START SOURCE DOCUMENT

10 p.m. It’s hard to fall asleep without him.
DAY FIVE
8 a.m. I’m doing errands that I never have time for. The first thing is a big grocery shop, which I’m getting dressed for now.
10 a.m. T has work, so I text him to have a good day. He sends me a kissy-face emoji.
2 p.m. Getting my nails done at a local place. Before I switch to the manicure, I text T to see what he wants for dinner.
3 p.m. My nails are dry and I look at my phone and he hasn’t written me back yet. I try not to panic. I’ve never been this insecure with T before. I just feel so icky about that cabana memory.
5 p.m. T still hasn’t written me back. This sometimes happens if he’s got his hands dirty with work, but it’s late in the day for that.

END SOURCE DOCUMENT
START DATA SECTION

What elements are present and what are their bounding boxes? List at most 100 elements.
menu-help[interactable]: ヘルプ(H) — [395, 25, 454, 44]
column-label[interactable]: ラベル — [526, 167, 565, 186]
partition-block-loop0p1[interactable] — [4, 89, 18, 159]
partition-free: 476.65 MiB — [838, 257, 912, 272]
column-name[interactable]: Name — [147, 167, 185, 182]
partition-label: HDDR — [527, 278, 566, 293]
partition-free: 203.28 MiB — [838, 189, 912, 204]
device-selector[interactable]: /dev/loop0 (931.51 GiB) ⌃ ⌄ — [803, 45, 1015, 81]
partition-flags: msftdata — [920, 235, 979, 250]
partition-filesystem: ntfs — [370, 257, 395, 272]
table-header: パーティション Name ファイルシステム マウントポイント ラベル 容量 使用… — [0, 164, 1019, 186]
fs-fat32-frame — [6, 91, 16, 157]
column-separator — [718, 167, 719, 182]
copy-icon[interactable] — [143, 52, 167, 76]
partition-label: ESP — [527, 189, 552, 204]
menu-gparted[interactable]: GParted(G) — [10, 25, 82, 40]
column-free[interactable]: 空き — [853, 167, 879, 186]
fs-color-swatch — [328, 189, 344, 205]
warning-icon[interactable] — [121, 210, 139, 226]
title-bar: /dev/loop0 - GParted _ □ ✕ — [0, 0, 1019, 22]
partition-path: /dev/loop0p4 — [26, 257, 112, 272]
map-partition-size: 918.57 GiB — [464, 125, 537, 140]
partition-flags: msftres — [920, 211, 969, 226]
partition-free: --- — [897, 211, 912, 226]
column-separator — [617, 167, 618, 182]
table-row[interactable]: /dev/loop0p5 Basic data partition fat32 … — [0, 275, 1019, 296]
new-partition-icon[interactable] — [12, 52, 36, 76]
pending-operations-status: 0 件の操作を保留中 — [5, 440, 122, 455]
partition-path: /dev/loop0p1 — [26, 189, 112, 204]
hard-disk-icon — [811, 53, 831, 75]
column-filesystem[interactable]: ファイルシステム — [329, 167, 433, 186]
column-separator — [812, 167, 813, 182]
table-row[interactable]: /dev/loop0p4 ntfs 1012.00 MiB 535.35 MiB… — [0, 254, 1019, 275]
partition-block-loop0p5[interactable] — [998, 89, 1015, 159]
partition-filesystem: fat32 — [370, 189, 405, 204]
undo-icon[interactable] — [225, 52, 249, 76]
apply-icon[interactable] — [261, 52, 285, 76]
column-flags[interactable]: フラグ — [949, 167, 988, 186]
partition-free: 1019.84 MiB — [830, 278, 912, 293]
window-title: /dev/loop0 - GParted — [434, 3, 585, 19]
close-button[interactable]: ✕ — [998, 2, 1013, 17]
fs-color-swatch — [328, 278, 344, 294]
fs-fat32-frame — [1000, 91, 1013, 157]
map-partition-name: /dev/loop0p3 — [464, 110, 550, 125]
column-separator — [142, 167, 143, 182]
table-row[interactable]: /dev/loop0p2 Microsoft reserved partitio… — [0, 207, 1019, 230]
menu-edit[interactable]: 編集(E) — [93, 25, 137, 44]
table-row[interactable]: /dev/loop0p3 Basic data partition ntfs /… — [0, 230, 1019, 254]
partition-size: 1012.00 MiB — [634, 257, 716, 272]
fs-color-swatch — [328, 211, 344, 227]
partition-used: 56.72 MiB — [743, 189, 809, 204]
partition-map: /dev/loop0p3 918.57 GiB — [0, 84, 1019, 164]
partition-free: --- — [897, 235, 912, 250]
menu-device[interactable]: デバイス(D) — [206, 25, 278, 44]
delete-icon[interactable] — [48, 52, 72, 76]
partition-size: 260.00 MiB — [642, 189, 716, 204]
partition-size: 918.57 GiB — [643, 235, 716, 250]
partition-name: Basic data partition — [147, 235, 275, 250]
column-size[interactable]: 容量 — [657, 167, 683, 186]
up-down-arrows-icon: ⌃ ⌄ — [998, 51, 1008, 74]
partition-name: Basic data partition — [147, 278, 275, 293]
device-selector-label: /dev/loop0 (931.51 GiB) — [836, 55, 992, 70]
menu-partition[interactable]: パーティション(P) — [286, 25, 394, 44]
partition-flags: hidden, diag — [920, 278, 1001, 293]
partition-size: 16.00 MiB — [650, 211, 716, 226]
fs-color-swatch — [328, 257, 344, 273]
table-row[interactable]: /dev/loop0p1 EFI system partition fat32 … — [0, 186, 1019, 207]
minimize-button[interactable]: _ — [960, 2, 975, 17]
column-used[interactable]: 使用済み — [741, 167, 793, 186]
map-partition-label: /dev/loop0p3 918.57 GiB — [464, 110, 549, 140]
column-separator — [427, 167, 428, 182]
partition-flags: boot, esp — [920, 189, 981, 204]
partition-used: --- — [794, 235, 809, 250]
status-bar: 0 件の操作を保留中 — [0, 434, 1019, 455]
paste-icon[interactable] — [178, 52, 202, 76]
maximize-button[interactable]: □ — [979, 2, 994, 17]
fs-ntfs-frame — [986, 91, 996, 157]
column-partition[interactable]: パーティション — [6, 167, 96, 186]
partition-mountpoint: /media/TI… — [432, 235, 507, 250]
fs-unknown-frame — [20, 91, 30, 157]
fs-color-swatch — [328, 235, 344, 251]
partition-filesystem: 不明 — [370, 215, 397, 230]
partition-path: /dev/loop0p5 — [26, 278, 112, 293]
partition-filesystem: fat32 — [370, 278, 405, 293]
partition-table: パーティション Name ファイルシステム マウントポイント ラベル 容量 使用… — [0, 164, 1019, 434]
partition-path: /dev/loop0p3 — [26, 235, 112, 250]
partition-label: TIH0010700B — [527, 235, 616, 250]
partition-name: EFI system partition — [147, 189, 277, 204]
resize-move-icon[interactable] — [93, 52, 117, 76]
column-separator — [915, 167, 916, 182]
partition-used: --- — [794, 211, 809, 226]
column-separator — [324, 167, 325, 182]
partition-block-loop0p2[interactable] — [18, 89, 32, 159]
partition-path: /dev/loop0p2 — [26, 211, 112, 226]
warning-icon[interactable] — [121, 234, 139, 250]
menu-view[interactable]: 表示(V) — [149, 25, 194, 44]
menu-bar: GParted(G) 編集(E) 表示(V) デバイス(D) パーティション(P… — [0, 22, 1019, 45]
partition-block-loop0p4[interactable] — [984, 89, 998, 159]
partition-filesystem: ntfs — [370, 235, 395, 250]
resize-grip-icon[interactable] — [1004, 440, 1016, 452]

END DATA SECTION

**WHAT TO WORK ON**
1: Rewrite the diary excerpt from "10 a.m. T has" to "wants for dinner.", putting "heart emoji" in place of "kissy-face emoji".
2: Summarize the diary excerpt in two sentences.
3: Using the diary excerpt, decide whether each statement agrees with it, answering yes or no and quoting the words that settle it.
(a) The writer texts T about dinner before the manicure.
(b) T answers the dinner text by 5 p.m.
(c) The writer has often felt this insecure with T.
The material plays no part in this exercise and can be set aside.

**ANSWERS IN ORDER**
1:
10 a.m. T has work, so I text him to have a good day. He sends me a heart emoji.
2 p.m. Getting my nails done at a local place. Before I switch to the manicure, I text T to see what he wants for dinner.

2: On day five, the writer runs errands, texting T at 10 a.m. and getting a kissy-face emoji back, then texting him from a nail place at 2 p.m. to ask what he wants for dinner. By 5 p.m. T still hasn't replied, and the writer, feeling insecure over "that cabana memory," tries not to panic.

3:
(a) Yes: "Before I switch to the manicure, I text T to see what he wants for dinner."
(b) No: "T still hasn’t written me back."
(c) No: "I’ve never been this insecure with T before."